━━ Extracted information

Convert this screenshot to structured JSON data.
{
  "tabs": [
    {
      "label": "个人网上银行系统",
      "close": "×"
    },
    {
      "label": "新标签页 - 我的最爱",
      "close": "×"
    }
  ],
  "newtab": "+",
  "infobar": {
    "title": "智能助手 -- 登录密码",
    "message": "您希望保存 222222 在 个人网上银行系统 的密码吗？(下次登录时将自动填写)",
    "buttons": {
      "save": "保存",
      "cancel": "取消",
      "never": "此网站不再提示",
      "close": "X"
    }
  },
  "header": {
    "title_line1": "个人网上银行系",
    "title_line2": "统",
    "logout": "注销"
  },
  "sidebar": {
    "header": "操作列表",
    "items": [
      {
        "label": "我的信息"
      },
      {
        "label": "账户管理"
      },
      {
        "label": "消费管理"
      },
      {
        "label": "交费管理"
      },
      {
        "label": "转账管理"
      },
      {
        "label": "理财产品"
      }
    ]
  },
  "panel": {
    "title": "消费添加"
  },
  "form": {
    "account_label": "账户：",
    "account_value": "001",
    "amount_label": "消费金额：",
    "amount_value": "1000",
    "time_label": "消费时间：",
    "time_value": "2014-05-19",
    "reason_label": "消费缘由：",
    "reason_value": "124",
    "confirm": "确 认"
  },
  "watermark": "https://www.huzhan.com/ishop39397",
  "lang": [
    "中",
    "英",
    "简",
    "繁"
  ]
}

━━━━

Return all of the entries exactly as they were supplied.

Output for this exercise:
Convert this screenshot to structured JSON data.
{
  "tabs": [
    {
      "label": "个人网上银行系统",
      "close": "×"
    },
    {
      "label": "新标签页 - 我的最爱",
      "close": "×"
    }
  ],
  "newtab": "+",
  "infobar": {
    "title": "智能助手 -- 登录密码",
    "message": "您希望保存 222222 在 个人网上银行系统 的密码吗？(下次登录时将自动填写)",
    "buttons": {
      "save": "保存",
      "cancel": "取消",
      "never": "此网站不再提示",
      "close": "X"
    }
  },
  "header": {
    "title_line1": "个人网上银行系",
    "title_line2": "统",
    "logout": "注销"
  },
  "sidebar": {
    "header": "操作列表",
    "items": [
      {
        "label": "我的信息"
      },
      {
        "label": "账户管理"
      },
      {
        "label": "消费管理"
      },
      {
        "label": "交费管理"
      },
      {
        "label": "转账管理"
      },
      {
        "label": "理财产品"
      }
    ]
  },
  "panel": {
    "title": "消费添加"
  },
  "form": {
    "account_label": "账户：",
    "account_value": "001",
    "amount_label": "消费金额：",
    "amount_value": "1000",
    "time_label": "消费时间：",
    "time_value": "2014-05-19",
    "reason_label": "消费缘由：",
    "reason_value": "124",
    "confirm": "确 认"
  },
  "watermark": "https://www.huzhan.com/ishop39397",
  "lang": [
    "中",
    "英",
    "简",
    "繁"
  ]
}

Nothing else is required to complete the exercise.